Work to do – Hunt for the word "interior" across the entries below, copying each line that holds it.

------ Material for this task

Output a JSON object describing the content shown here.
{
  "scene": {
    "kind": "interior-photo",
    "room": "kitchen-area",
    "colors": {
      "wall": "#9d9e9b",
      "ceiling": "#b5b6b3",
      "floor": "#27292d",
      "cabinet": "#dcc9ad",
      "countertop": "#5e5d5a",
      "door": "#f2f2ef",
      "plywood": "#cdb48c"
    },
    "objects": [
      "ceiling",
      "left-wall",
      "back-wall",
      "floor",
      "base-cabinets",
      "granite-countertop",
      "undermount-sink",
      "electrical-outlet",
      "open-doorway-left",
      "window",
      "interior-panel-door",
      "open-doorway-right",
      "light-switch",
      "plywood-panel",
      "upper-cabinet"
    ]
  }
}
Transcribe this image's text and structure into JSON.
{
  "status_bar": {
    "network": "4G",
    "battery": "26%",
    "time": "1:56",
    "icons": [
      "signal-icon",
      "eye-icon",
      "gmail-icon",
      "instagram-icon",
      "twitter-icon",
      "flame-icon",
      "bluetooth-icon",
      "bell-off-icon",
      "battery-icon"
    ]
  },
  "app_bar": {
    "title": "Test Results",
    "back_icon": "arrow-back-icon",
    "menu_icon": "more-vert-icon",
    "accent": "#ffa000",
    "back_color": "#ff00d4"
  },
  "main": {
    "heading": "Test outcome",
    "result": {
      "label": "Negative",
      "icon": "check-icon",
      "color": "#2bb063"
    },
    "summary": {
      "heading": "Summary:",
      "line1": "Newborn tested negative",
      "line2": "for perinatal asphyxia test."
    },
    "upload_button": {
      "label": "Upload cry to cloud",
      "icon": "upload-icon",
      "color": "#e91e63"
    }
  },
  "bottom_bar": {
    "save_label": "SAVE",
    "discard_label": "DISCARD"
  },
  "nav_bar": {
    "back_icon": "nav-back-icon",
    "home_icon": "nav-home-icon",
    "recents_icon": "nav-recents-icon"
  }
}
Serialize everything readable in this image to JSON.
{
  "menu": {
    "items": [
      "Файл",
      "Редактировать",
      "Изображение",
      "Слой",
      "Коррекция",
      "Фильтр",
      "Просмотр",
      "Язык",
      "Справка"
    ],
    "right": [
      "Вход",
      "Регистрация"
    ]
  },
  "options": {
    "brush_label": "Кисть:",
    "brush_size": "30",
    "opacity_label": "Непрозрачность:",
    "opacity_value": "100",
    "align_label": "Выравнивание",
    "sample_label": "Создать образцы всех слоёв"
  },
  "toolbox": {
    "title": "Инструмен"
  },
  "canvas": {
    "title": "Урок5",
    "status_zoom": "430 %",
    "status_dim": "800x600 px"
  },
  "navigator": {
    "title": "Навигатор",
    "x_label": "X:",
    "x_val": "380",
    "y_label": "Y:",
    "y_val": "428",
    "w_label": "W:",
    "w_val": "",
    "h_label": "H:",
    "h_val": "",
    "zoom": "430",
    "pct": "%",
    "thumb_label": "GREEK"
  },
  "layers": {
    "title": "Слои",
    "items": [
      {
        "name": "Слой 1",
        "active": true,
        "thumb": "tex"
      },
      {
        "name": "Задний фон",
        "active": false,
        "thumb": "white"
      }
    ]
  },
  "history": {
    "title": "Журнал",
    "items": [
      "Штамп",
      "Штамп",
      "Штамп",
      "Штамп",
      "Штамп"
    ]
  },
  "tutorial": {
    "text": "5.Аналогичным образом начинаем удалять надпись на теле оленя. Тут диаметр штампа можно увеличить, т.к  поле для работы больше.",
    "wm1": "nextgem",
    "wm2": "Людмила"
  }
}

------------

Exercise result –
    "kind": "interior-photo",
      "interior-panel-door",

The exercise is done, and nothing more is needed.